Bounding box prediction data:
..........
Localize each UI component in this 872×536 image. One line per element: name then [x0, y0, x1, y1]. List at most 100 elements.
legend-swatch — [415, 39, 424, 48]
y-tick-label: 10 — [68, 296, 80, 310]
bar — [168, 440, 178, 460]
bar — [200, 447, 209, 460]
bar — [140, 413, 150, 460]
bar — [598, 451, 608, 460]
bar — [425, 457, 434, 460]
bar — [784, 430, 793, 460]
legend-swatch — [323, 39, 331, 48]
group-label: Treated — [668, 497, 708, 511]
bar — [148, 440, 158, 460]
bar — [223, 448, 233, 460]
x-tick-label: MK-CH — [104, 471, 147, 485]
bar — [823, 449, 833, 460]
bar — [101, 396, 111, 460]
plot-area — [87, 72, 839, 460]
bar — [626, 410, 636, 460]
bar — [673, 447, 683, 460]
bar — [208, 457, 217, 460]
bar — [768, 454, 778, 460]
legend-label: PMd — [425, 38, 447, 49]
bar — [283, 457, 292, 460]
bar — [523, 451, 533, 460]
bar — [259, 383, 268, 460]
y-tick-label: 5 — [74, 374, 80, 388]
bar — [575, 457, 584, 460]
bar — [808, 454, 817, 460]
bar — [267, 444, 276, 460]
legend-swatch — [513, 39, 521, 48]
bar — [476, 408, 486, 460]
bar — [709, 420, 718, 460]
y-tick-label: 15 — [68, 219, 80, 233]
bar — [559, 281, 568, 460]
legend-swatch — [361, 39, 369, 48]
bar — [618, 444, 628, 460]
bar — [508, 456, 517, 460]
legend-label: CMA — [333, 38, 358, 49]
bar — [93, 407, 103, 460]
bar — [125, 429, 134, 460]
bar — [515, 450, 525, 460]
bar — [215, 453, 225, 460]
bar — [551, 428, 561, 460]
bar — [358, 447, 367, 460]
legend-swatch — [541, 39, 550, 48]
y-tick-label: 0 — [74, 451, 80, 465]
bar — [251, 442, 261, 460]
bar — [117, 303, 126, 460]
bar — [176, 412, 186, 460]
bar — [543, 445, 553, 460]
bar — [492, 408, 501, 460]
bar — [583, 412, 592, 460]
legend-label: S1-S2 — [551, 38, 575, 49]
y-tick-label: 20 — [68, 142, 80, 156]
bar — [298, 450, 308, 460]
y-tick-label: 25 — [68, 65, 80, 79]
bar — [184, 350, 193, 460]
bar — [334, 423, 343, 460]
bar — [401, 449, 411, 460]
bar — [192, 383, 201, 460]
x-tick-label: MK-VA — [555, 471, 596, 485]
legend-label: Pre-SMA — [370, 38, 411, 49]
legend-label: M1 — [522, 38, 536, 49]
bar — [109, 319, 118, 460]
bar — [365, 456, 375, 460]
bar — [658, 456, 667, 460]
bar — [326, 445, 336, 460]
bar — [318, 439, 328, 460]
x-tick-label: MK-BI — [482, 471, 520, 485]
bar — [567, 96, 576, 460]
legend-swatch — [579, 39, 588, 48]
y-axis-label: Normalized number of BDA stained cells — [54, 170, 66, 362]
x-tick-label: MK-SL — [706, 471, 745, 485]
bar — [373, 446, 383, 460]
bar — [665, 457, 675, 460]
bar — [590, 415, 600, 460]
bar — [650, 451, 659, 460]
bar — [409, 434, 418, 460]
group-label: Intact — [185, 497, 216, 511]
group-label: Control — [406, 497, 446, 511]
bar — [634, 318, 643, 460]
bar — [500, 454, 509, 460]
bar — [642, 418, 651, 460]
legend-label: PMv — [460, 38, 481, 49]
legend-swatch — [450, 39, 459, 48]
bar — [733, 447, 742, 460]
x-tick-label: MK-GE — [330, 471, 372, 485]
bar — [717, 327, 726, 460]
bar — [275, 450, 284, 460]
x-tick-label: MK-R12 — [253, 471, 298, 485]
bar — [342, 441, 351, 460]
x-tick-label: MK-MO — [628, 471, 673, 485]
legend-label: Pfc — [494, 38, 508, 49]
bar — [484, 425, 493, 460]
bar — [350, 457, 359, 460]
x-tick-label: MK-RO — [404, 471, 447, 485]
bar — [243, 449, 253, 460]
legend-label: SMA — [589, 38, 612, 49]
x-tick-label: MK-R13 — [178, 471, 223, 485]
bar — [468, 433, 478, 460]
..........
Please report every line in the entries above that holds the string "group".

group-label: Treated — [668, 497, 708, 511]
group-label: Intact — [185, 497, 216, 511]
group-label: Control — [406, 497, 446, 511]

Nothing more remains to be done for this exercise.